(Your task)
Each line below either holds the string "image" or doesn't. Count those that do and give only the number.
####
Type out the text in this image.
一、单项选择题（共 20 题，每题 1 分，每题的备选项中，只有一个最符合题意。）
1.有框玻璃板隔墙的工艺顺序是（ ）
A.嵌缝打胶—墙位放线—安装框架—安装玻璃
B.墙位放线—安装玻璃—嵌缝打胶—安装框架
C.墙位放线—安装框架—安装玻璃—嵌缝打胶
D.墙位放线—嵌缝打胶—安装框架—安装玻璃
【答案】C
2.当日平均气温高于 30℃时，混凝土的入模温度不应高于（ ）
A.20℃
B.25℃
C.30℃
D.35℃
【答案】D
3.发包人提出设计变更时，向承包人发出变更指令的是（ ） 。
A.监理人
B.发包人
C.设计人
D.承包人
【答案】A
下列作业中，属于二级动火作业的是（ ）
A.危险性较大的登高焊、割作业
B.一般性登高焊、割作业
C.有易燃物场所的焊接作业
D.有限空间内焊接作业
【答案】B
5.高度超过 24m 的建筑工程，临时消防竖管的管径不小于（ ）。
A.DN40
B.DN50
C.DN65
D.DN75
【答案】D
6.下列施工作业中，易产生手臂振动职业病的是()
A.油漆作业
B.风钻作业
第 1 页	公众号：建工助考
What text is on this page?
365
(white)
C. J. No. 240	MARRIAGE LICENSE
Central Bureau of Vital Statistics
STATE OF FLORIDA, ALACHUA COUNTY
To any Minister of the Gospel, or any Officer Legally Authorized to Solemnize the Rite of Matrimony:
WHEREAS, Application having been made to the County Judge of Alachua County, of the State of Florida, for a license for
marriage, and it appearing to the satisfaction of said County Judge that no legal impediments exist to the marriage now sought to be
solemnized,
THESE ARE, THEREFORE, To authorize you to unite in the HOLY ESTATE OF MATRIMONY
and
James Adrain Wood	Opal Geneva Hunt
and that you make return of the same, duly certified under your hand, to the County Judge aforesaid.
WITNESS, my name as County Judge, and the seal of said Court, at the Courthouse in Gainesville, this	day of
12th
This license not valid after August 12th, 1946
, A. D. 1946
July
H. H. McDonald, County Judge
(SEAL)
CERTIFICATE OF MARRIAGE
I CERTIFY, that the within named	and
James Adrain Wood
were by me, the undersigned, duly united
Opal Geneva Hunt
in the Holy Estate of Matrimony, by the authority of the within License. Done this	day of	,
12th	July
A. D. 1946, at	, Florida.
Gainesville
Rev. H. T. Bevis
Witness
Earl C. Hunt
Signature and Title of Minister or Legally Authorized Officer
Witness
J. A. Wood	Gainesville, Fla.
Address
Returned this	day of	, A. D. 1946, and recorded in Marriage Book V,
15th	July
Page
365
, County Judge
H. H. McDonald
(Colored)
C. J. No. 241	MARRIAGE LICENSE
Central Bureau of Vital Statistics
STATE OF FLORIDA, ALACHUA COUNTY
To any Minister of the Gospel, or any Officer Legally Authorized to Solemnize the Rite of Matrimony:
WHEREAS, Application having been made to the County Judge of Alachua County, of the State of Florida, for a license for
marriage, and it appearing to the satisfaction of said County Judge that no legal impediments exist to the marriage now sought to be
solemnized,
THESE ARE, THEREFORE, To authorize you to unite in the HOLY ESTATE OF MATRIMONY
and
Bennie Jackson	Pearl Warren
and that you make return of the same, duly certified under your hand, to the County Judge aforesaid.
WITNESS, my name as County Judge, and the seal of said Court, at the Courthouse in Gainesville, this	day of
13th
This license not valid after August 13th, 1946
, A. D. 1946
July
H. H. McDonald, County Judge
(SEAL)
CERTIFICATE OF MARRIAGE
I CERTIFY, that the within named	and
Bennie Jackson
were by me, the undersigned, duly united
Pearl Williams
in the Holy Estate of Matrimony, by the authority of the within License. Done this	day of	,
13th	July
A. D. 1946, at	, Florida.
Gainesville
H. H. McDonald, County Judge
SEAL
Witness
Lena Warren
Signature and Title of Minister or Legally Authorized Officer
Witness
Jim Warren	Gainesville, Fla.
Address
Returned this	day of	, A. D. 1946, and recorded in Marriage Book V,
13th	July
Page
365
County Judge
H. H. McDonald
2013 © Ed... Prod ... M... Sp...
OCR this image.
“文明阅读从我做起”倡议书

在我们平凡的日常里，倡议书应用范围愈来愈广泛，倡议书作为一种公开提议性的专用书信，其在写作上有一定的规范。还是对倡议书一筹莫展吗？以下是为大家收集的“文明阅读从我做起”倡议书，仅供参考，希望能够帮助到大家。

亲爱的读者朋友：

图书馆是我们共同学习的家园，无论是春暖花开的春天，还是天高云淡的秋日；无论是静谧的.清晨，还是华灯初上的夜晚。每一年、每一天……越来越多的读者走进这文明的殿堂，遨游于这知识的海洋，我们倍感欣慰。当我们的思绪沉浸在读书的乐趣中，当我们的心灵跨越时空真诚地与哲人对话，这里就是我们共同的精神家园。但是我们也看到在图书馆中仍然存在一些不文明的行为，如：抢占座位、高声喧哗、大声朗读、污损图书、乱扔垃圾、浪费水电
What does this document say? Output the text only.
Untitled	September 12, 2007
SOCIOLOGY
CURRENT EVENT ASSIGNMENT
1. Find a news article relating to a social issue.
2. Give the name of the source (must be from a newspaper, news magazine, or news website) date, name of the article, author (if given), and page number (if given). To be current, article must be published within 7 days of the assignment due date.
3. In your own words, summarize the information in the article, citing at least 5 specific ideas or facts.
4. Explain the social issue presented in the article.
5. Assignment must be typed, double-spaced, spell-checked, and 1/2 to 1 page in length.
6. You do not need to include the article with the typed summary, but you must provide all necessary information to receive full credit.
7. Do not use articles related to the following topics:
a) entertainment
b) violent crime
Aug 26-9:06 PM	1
####
(Written solution)
2